**REQUIRED WORK**
Print the lines below exactly as they appear, beginning with the line containing "doc-paragraph: （2）员工安全意识有待提高。 虽然开展了一系列宣传教育活动，但员工对安全的认识和…" and ending with the line containing "doc-body: 一、总结 ____年度是我国安全生产工作的重要年份。在国家高度重视安全生产的背景…", including both of those lines.

Raw records
— BEGIN —

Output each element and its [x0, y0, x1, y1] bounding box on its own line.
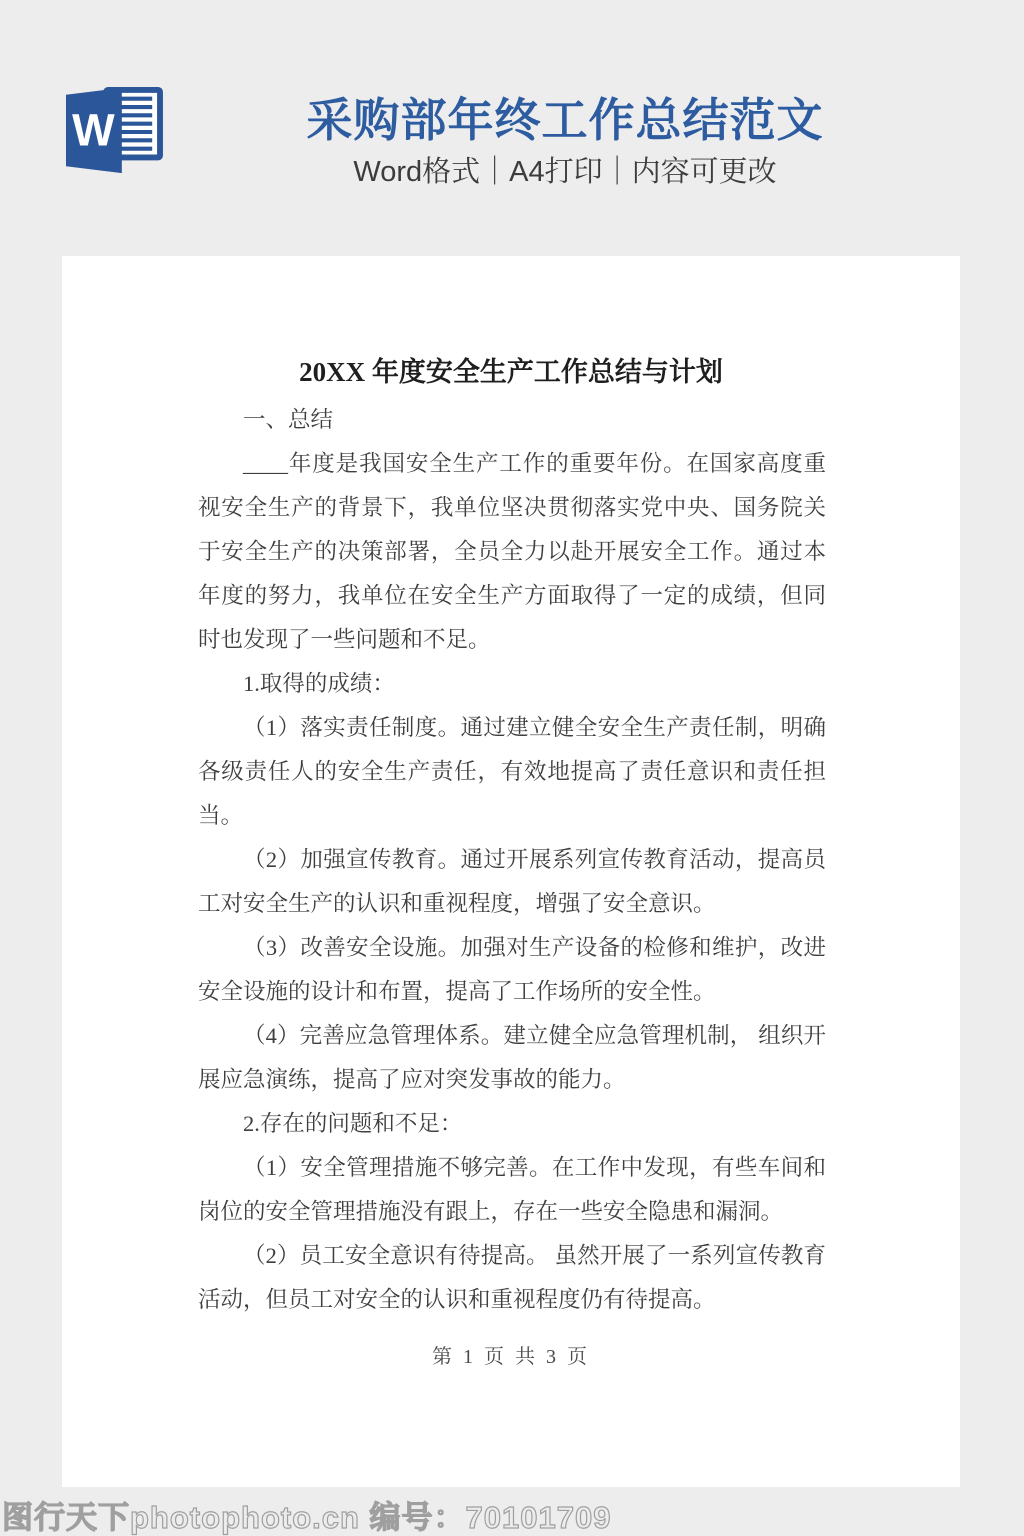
doc-paragraph: （2）员工安全意识有待提高。 虽然开展了一系列宣传教育活动，但员工对安全的认识和… [198, 1234, 826, 1322]
doc-paragraph: 一、总结 [198, 398, 826, 442]
doc-paragraph: （1）落实责任制度。通过建立健全安全生产责任制，明确各级责任人的安全生产责任，有… [198, 706, 826, 838]
page-number: 第 1 页 共 3 页 [62, 1340, 960, 1369]
doc-body: 一、总结 ____年度是我国安全生产工作的重要年份。在国家高度重视安全生产的背景… [198, 398, 826, 1322]
document-page: 20XX 年度安全生产工作总结与计划 一、总结 ____年度是我国安全生产工作的… [62, 256, 960, 1487]
doc-paragraph: 2.存在的问题和不足： [198, 1102, 826, 1146]
doc-title: 20XX 年度安全生产工作总结与计划 [142, 356, 880, 388]
watermark: 图行天下photophoto.cn 编号：70101709 [2, 1492, 611, 1536]
word-letter: W [72, 105, 115, 156]
doc-paragraph: （2）加强宣传教育。通过开展系列宣传教育活动，提高员工对安全生产的认识和重视程度… [198, 838, 826, 926]
template-subtitle: Word格式｜A4打印｜内容可更改 [307, 154, 824, 190]
doc-paragraph: （1）安全管理措施不够完善。在工作中发现，有些车间和岗位的安全管理措施没有跟上，… [198, 1146, 826, 1234]
doc-paragraph: （3）改善安全设施。加强对生产设备的检修和维护，改进安全设施的设计和布置，提高了… [198, 926, 826, 1014]
doc-paragraph: （4）完善应急管理体系。建立健全应急管理机制， 组织开展应急演练，提高了应对突发… [198, 1014, 826, 1102]
word-icon: W [60, 84, 166, 180]
doc-paragraph: ____年度是我国安全生产工作的重要年份。在国家高度重视安全生产的背景下，我单位… [198, 442, 826, 662]
header-text-block: 采购部年终工作总结范文 Word格式｜A4打印｜内容可更改 [307, 92, 824, 190]
header: W 采购部年终工作总结范文 Word格式｜A4打印｜内容可更改 [0, 0, 1024, 256]
doc-paragraph: 1.取得的成绩： [198, 662, 826, 706]
template-title: 采购部年终工作总结范文 [307, 92, 824, 148]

— END —

**SOLVED EXERCISE**
doc-paragraph: （2）员工安全意识有待提高。 虽然开展了一系列宣传教育活动，但员工对安全的认识和… [198, 1234, 826, 1322]
doc-paragraph: 一、总结 [198, 398, 826, 442]
doc-paragraph: （1）落实责任制度。通过建立健全安全生产责任制，明确各级责任人的安全生产责任，有… [198, 706, 826, 838]
page-number: 第 1 页 共 3 页 [62, 1340, 960, 1369]
doc-body: 一、总结 ____年度是我国安全生产工作的重要年份。在国家高度重视安全生产的背景… [198, 398, 826, 1322]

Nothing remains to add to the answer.